Problem =>
Pictures do not belong in the copy; restate the records below word for word.

(Records about charts and figures)
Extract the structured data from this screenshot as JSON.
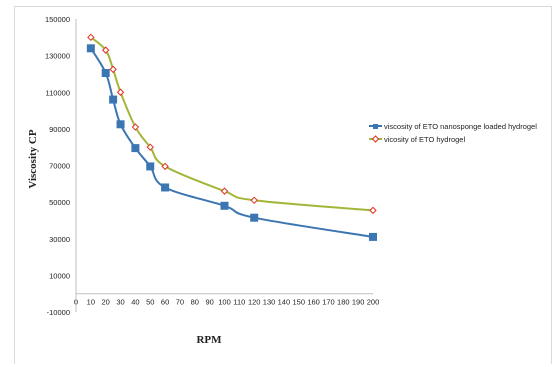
{
  "chart_data": {
    "type": "line",
    "xlabel": "RPM",
    "ylabel": "Viscosity CP",
    "xlim": [
      0,
      200
    ],
    "ylim": [
      -10000,
      150000
    ],
    "x_ticks": [
      "0",
      "10",
      "20",
      "30",
      "40",
      "50",
      "60",
      "70",
      "80",
      "90",
      "100",
      "110",
      "120",
      "130",
      "140",
      "150",
      "160",
      "170",
      "180",
      "190",
      "200"
    ],
    "y_ticks": [
      "150000",
      "130000",
      "110000",
      "90000",
      "70000",
      "50000",
      "30000",
      "10000",
      "-10000"
    ],
    "grid": false,
    "legend_position": "right",
    "series": [
      {
        "name": "viscosity of ETO nanosponge loaded hydrogel",
        "color": "#3b76b3",
        "marker": "square",
        "x": [
          10,
          20,
          25,
          30,
          40,
          50,
          60,
          100,
          120,
          200
        ],
        "y": [
          134000,
          120500,
          106000,
          92500,
          79500,
          69500,
          58000,
          48000,
          41500,
          31000
        ]
      },
      {
        "name": "vicosity of ETO hydrogel",
        "color": "#a4b639",
        "marker_color": "#e0301e",
        "marker": "diamond",
        "x": [
          10,
          20,
          25,
          30,
          40,
          50,
          60,
          100,
          120,
          200
        ],
        "y": [
          140000,
          133000,
          122500,
          110000,
          91000,
          80000,
          69500,
          56000,
          51000,
          45500
        ]
      }
    ]
  }
}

Task response =>
Extract the structured data from this screenshot as JSON.
{
  "chart_data": {
    "type": "line",
    "xlabel": "RPM",
    "ylabel": "Viscosity CP",
    "xlim": [
      0,
      200
    ],
    "ylim": [
      -10000,
      150000
    ],
    "x_ticks": [
      "0",
      "10",
      "20",
      "30",
      "40",
      "50",
      "60",
      "70",
      "80",
      "90",
      "100",
      "110",
      "120",
      "130",
      "140",
      "150",
      "160",
      "170",
      "180",
      "190",
      "200"
    ],
    "y_ticks": [
      "150000",
      "130000",
      "110000",
      "90000",
      "70000",
      "50000",
      "30000",
      "10000",
      "-10000"
    ],
    "grid": false,
    "legend_position": "right",
    "series": [
      {
        "name": "viscosity of ETO nanosponge loaded hydrogel",
        "color": "#3b76b3",
        "marker": "square",
        "x": [
          10,
          20,
          25,
          30,
          40,
          50,
          60,
          100,
          120,
          200
        ],
        "y": [
          134000,
          120500,
          106000,
          92500,
          79500,
          69500,
          58000,
          48000,
          41500,
          31000
        ]
      },
      {
        "name": "vicosity of ETO hydrogel",
        "color": "#a4b639",
        "marker_color": "#e0301e",
        "marker": "diamond",
        "x": [
          10,
          20,
          25,
          30,
          40,
          50,
          60,
          100,
          120,
          200
        ],
        "y": [
          140000,
          133000,
          122500,
          110000,
          91000,
          80000,
          69500,
          56000,
          51000,
          45500
        ]
      }
    ]
  }
}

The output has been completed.